> [Extrait retenu]
Rédigé par leral.net le Vendredi 2 Mai 2025 à 12:24 | | 0 commentaire(s)|

Pommes de terre invendues, champs saturés : la colère gronde dans les Niayes
Pendant que le pays célébrait la fête du Travail, la terre des Niayes, elle, ne travaillait plus. Deux jours durant, les producteurs ont suspendu toute activité pour dénoncer une mévente chronique qui menace leur survie.

Ce 30 avril 2025, Notto Gouye Diama s’est réveillée dans un calme étrange. Les marchés de légumes sont restés vides. Les champs, eux, débordaient de récoltes invendues. Aucun camion n’a quitté les champs. Aucun sac de légumes n’est sorti des entrepôts. À l’appel du Collectif des producteurs horticoles des Niayes, les maraîchers de la zone ont décidé de faire silence pour mieux se faire entendre. C’est ainsi qu’une grève totale de 48 heures a été décrétée pour alerter sur une crise qu’ils jugent à la fois économique et sociale, transformant leurs localités en villes mortes. Un cri de détresse face à une réalité de plus en plus pesante : la mévente massive de la pomme de terre et de l’oignon.

Selon L’Observateur, repris par Senenews, les producteurs sont à bout de souffle, brassards rouges autour du bras, colère au cœur, jeunes, vieux, hommes et femmes, ont quitté le lieu-dit « Carrefour » en procession jusqu’au marché local de légumes. En tête de cortège, des pancartes aux slogans et messages sans détour : « Libérez la pomme de terre ! » ou encore « Pomme de terre bi da bagna dem (La pomme de terre ne se vend pas) ». L’humour ne masque plus le désarroi. Tout pour montrer à quel point ils peinent à écouler leurs produits. La récolte stagne, les sacs s’empilent, les champs débordent, les débouchés manquent.

> [Données fournies]
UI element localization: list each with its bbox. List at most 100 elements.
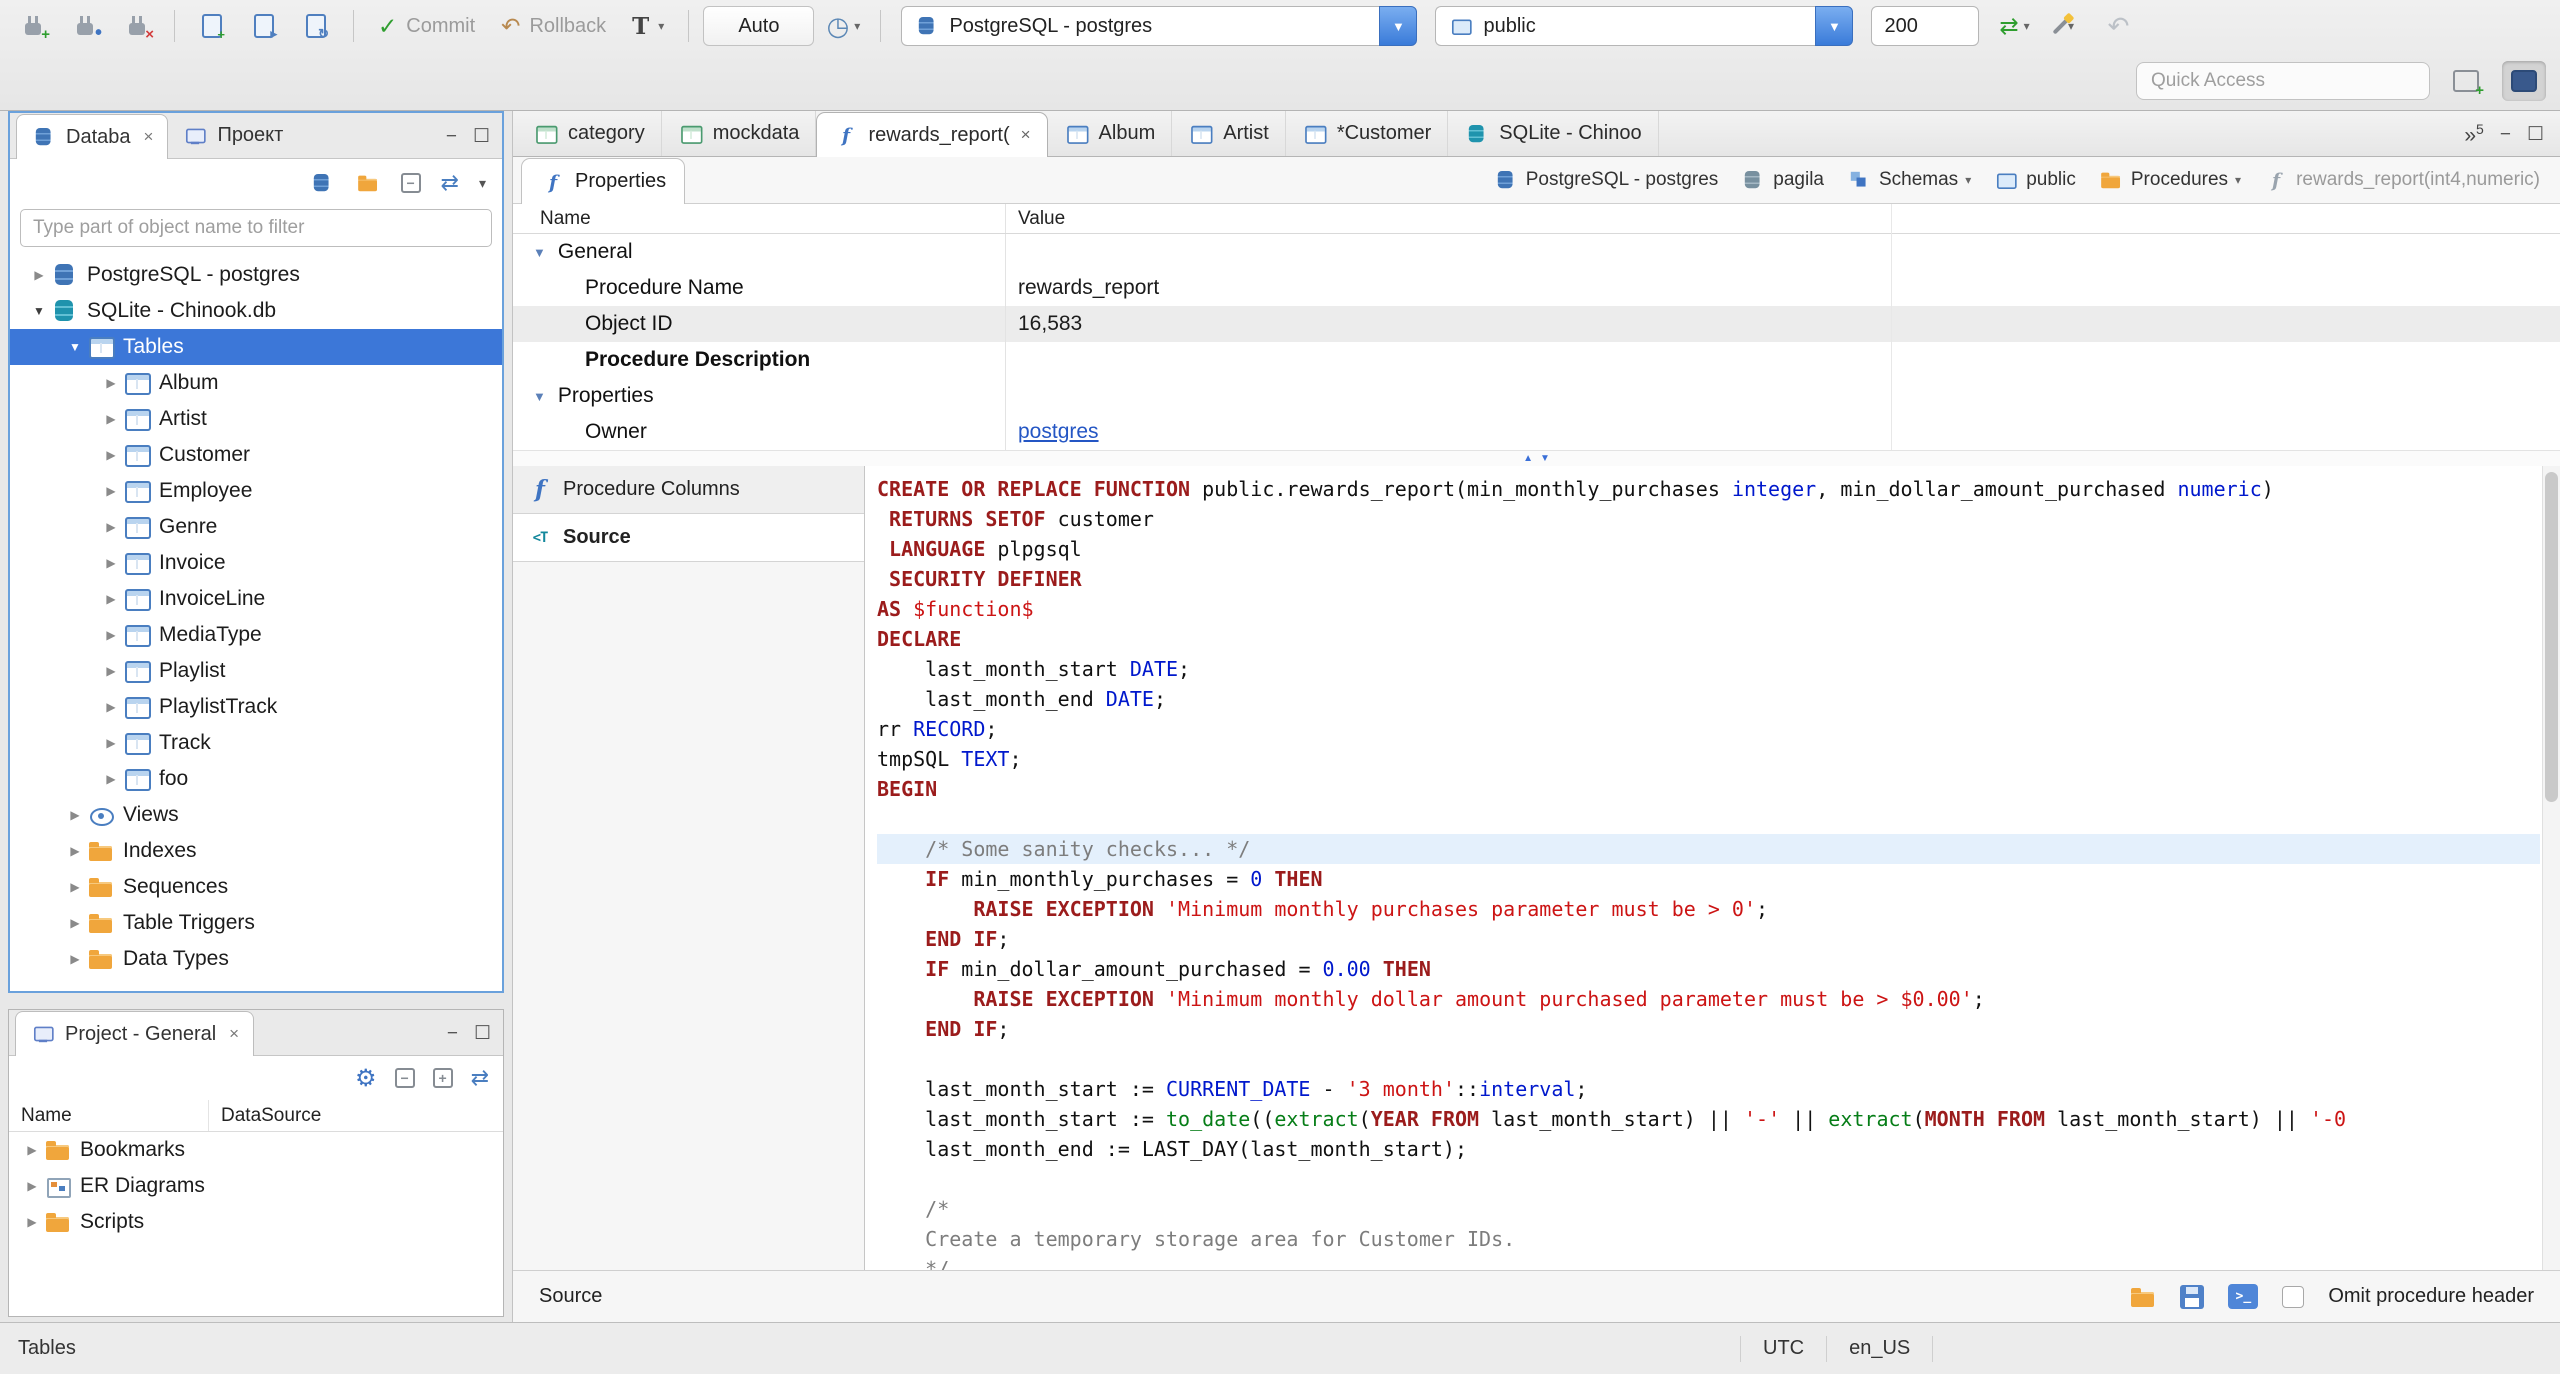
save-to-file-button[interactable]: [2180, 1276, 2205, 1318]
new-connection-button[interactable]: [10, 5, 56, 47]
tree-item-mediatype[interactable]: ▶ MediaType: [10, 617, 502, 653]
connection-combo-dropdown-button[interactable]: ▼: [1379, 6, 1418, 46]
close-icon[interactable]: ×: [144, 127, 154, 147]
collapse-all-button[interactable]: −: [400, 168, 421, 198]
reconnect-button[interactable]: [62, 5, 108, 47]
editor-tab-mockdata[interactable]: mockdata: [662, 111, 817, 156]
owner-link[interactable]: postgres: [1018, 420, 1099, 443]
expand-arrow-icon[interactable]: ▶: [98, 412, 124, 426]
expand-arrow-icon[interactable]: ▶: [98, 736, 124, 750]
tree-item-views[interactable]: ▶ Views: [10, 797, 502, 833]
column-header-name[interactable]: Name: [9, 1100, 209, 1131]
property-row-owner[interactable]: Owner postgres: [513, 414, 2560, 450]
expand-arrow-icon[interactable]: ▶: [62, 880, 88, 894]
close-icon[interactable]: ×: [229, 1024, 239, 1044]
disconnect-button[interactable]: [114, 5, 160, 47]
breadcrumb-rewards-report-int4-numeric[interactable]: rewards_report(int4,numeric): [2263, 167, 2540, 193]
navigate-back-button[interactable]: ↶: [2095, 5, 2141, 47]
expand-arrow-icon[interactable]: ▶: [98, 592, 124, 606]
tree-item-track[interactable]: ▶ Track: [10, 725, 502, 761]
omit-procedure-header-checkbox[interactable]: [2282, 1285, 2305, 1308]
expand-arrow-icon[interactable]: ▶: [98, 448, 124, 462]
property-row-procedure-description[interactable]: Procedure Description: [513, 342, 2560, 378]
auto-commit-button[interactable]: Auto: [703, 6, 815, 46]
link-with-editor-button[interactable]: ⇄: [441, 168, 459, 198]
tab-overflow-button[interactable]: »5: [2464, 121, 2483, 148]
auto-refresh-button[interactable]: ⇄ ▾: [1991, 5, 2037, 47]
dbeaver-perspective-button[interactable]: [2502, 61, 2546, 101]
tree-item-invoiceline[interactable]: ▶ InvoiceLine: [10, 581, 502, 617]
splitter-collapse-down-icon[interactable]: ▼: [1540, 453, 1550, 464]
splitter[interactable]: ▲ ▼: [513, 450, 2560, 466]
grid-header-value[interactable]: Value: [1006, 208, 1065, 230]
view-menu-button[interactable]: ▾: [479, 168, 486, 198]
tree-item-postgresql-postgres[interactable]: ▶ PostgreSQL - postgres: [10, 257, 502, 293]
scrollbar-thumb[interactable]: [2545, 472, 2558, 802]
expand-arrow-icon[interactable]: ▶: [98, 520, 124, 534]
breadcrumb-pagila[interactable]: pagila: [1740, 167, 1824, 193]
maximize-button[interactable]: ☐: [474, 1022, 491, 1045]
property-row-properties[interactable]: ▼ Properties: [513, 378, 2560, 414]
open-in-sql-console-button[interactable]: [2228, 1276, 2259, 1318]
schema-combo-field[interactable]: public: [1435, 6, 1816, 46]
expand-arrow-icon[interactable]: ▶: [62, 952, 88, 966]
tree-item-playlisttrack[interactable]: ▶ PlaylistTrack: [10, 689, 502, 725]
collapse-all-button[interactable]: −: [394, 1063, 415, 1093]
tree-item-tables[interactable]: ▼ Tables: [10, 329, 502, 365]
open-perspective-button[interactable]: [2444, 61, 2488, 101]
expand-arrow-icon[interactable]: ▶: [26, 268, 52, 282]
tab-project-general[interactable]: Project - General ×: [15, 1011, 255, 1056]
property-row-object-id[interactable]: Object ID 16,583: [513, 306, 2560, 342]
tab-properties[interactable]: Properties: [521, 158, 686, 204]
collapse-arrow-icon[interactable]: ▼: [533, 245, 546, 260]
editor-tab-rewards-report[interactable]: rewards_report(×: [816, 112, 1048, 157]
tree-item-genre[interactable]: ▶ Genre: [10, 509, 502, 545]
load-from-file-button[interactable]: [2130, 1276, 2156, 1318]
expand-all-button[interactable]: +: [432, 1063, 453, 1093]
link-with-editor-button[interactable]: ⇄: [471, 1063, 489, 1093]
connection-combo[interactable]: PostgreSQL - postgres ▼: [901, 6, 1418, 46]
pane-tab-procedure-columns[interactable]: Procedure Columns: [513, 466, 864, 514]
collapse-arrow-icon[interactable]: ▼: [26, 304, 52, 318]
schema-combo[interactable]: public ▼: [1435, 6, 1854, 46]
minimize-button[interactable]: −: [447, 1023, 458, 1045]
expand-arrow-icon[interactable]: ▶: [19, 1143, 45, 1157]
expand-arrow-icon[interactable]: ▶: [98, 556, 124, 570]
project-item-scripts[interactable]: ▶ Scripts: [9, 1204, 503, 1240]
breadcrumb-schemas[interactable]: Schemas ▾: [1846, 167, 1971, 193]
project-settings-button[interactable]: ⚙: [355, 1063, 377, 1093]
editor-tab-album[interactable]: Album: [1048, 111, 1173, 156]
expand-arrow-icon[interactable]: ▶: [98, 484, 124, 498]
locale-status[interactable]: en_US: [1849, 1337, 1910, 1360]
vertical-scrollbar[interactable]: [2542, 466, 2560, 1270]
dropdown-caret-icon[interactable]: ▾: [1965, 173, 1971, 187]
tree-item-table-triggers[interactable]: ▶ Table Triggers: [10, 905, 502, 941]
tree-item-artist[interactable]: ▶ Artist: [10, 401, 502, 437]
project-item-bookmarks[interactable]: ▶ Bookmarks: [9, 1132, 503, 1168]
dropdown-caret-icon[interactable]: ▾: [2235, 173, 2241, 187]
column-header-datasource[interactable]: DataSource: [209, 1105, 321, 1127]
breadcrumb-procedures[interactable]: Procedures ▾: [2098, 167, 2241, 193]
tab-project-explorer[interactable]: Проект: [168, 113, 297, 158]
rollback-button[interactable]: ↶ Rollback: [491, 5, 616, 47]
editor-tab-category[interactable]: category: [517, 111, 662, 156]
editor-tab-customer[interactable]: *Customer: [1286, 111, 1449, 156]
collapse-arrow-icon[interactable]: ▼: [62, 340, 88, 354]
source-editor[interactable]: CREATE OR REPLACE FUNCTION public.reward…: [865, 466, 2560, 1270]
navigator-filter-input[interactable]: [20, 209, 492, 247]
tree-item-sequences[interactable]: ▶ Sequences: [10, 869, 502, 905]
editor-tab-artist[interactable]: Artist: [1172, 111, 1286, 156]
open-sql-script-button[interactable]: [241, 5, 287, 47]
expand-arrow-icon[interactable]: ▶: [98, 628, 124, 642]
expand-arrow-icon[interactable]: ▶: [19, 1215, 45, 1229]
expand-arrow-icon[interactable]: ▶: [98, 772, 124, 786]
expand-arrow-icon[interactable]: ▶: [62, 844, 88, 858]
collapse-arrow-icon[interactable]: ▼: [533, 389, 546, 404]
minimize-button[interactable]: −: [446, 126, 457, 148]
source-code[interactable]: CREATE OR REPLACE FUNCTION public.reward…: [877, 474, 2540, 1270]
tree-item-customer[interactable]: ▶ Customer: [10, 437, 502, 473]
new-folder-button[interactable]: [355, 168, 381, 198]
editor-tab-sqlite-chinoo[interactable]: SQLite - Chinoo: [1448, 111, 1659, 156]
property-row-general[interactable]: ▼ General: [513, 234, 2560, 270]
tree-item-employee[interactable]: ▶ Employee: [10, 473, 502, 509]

==

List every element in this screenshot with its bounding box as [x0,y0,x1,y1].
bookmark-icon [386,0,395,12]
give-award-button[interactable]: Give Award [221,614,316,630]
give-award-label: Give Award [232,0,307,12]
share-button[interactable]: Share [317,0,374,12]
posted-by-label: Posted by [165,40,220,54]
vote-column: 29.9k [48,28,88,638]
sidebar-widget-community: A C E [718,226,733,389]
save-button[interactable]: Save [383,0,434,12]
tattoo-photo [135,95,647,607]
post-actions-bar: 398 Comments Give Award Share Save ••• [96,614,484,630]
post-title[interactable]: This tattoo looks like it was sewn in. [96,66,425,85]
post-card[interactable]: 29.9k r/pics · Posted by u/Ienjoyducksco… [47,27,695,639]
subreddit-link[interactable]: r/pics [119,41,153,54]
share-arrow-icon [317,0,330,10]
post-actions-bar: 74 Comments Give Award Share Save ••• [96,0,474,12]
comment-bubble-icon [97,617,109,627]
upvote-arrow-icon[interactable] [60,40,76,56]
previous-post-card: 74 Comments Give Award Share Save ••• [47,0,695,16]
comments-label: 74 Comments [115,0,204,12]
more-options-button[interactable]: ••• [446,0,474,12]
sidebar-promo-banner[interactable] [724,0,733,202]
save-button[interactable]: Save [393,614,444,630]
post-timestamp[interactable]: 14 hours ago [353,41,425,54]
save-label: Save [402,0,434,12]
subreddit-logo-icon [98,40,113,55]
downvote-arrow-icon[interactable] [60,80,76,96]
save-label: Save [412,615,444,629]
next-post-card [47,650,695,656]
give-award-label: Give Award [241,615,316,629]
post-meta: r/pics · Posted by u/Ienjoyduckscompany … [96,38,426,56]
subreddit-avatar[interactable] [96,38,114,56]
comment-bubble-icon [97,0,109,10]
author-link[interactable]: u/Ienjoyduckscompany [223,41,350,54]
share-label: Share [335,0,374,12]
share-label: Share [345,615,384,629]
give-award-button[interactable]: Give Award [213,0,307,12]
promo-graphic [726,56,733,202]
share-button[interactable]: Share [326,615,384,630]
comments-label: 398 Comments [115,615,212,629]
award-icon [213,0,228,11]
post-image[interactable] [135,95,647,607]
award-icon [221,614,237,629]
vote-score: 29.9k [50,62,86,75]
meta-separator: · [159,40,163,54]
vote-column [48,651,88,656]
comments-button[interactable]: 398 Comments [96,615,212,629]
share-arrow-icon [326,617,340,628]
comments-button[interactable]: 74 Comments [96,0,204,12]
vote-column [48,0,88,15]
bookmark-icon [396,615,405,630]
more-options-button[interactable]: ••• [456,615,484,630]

---

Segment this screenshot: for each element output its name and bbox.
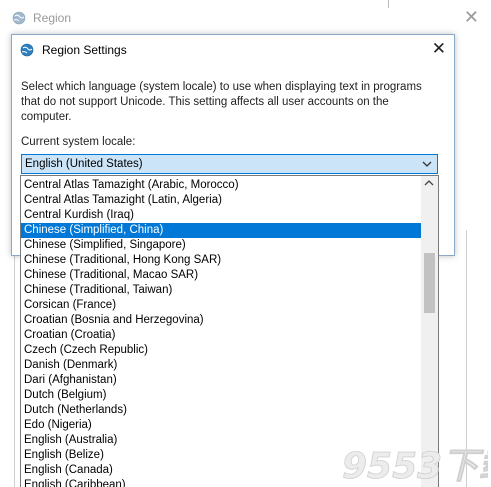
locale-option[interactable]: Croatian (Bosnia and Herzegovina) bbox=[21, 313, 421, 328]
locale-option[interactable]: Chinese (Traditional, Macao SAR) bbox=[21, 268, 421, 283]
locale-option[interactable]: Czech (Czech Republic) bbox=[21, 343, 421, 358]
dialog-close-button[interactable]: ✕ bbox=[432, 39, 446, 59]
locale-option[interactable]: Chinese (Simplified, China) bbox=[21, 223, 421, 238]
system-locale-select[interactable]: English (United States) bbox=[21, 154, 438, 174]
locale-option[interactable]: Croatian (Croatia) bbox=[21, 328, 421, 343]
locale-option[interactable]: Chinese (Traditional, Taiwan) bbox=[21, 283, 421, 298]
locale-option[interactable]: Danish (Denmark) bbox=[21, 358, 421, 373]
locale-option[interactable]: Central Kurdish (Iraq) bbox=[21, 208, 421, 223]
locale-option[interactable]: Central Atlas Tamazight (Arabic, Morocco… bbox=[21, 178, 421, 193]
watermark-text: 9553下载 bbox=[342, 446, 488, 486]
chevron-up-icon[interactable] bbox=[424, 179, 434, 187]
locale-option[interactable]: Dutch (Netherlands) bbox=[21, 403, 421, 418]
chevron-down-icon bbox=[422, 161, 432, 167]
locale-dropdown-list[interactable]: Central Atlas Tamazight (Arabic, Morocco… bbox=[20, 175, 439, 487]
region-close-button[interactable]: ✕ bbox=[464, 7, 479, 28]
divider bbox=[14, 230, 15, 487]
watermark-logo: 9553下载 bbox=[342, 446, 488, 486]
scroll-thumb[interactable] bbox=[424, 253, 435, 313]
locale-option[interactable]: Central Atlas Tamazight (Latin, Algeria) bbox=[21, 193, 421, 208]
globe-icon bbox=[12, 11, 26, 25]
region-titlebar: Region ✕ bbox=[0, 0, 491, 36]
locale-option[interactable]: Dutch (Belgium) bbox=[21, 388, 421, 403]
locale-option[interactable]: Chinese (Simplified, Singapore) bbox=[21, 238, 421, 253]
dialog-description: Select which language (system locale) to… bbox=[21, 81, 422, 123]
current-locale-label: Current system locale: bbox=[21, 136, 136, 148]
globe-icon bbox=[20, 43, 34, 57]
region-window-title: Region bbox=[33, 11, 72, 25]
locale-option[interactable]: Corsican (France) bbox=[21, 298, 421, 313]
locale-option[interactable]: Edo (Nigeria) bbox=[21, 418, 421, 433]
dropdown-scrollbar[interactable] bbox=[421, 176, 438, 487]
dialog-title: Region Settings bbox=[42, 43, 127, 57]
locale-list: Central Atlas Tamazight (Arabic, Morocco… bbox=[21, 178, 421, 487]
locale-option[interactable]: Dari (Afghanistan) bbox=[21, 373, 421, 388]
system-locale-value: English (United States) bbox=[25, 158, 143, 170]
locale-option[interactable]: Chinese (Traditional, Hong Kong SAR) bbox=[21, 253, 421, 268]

> [Tâches à réaliser]
1. Répondez à ces questions sur l'article consacré à la grève des producteurs des Niayes :
(a) Combien de temps a duré la grève totale ?
(b) Quel groupement a appelé les maraîchers à arrêter le travail ?
(c) D'où est partie la procession des producteurs ?
2. Résumez en deux phrases l'article sur la grève des producteurs des Niayes.
3. Renvoyez mot pour mot le passage de l'extrait retenu qui commence par « Rédigé par leral.net » et se poursuit jusqu'à « menace leur survie. ».
Ces données viennent d'une autre source que l'extrait.

> [Réponses dans l'ordre]
1.
(a) 48 heures.
(b) Le Collectif des producteurs horticoles des Niayes.
(c) Du lieu-dit « Carrefour ».

2. À l'appel du Collectif des producteurs horticoles des Niayes, les maraîchers de la zone ont mené une grève totale de 48 heures pour dénoncer la mévente massive de la pomme de terre et de l'oignon. Portant des brassards rouges et des pancartes, ils ont défilé du lieu-dit « Carrefour » jusqu'au marché local de légumes pour montrer à quel point ils peinent à écouler leurs produits.

3.
Rédigé par leral.net le Vendredi 2 Mai 2025 à 12:24 | | 0 commentaire(s)|

Pommes de terre invendues, champs saturés : la colère gronde dans les Niayes
Pendant que le pays célébrait la fête du Travail, la terre des Niayes, elle, ne travaillait plus. Deux jours durant, les producteurs ont suspendu toute activité pour dénoncer une mévente chronique qui menace leur survie.